_Testo_
* * *

Move it

Da tempo ne devo parlare e poi non lo faccio mai (demenza senile o troppo stress? chissà).
Ci sono due forme di "movimento" di libri che hanno riscosso successo.

Una è il BookCrossing: un modo tutto particolare per scambiare libri.

Partecipare è semplice. Esistono delle vere e proprie comunità di bookcrosser che si scambiano libri, ma cosa più bella è "l'abbandono" del libro ma in maniera riconoscibile, affinché non vada del tutto perso, ma lasci una traccia che possa far risalire al suo percorso nel tempo.

Per saperne di più c'è un "bignami" consultabile on line, un sito dedicato e naturalmente il sito ufficiale, in inglese.

L'Italia è il terzo stato (dopo USA e Canada) più attivo nel Bookcrossing.

* * *

_Record del dataset_
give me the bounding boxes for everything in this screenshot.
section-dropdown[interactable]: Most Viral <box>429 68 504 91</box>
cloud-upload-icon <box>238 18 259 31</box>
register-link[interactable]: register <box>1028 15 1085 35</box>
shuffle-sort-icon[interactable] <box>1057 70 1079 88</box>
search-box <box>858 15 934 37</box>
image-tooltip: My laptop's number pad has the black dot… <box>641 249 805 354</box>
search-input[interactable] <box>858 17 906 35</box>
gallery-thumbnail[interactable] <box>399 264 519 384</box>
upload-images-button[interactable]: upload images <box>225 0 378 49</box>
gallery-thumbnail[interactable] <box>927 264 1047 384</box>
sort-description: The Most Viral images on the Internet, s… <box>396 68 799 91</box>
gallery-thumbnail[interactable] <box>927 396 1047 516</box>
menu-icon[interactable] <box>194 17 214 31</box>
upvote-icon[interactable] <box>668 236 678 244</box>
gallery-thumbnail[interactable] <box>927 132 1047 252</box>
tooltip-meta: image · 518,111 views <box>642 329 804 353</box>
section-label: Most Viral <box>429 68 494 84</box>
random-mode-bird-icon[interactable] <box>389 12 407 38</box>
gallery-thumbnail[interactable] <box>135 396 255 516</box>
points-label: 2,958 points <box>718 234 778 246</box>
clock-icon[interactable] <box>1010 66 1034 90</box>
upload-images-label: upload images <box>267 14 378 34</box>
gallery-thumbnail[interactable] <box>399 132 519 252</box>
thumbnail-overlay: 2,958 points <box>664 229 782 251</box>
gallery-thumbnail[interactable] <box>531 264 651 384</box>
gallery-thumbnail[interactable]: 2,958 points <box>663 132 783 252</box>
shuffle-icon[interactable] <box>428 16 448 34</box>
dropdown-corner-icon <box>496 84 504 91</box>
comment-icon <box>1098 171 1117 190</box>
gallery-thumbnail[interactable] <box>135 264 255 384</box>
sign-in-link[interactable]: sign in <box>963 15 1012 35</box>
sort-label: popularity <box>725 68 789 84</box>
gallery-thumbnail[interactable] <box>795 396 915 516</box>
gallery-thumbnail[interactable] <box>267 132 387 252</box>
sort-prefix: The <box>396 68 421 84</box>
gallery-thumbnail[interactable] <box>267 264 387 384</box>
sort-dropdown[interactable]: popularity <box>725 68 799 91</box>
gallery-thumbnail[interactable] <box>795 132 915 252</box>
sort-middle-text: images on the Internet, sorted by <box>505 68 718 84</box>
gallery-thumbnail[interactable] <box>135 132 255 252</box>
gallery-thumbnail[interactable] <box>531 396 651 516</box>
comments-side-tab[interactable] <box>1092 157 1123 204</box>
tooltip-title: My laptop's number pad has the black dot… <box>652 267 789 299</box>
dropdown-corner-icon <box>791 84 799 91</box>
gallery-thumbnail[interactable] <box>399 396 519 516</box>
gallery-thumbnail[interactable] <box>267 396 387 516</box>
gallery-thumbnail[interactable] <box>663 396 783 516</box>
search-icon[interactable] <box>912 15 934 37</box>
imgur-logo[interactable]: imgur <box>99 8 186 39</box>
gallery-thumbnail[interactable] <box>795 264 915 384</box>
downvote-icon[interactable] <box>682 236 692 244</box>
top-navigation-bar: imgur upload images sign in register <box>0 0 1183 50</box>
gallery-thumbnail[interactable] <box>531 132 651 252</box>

* * *

_Consegne dell'esercizio_
1: Riscrivi il passo del testo sul BookCrossing che si apre con le parole contenenti "Una è il BookCrossing: un" e si chiude con "ufficiale, in inglese.", sostituendo "semplice" con "facile".
2: Prosegui il testo sul BookCrossing dopo la sua ultima frase.

_Risposte per consegna_
1:
Una è il BookCrossing: un modo tutto particolare per scambiare libri.

Partecipare è facile. Esistono delle vere e proprie comunità di bookcrosser che si scambiano libri, ma cosa più bella è "l'abbandono" del libro ma in maniera riconoscibile, affinché non vada del tutto perso, ma lasci una traccia che possa far risalire al suo percorso nel tempo.

Per saperne di più c'è un "bignami" consultabile on line, un sito dedicato e naturalmente il sito ufficiale, in inglese.

2:
L'altro "movimento" dei libri è il BookShifting. Inventato da Tao, si tratta di una piccola azione di disturbo che prevede lo scambio di libri nelle pile delle librerie.

Il caso più diffuso è quello che prevede di mettere sulla pila dei libri del momento qualche vecchio classico di ugual misura, oppure mettere in primo piano qualche bel libro meno noto e nascondere i bestseller.

Quando fu inventato ne parlò anche l'Espresso.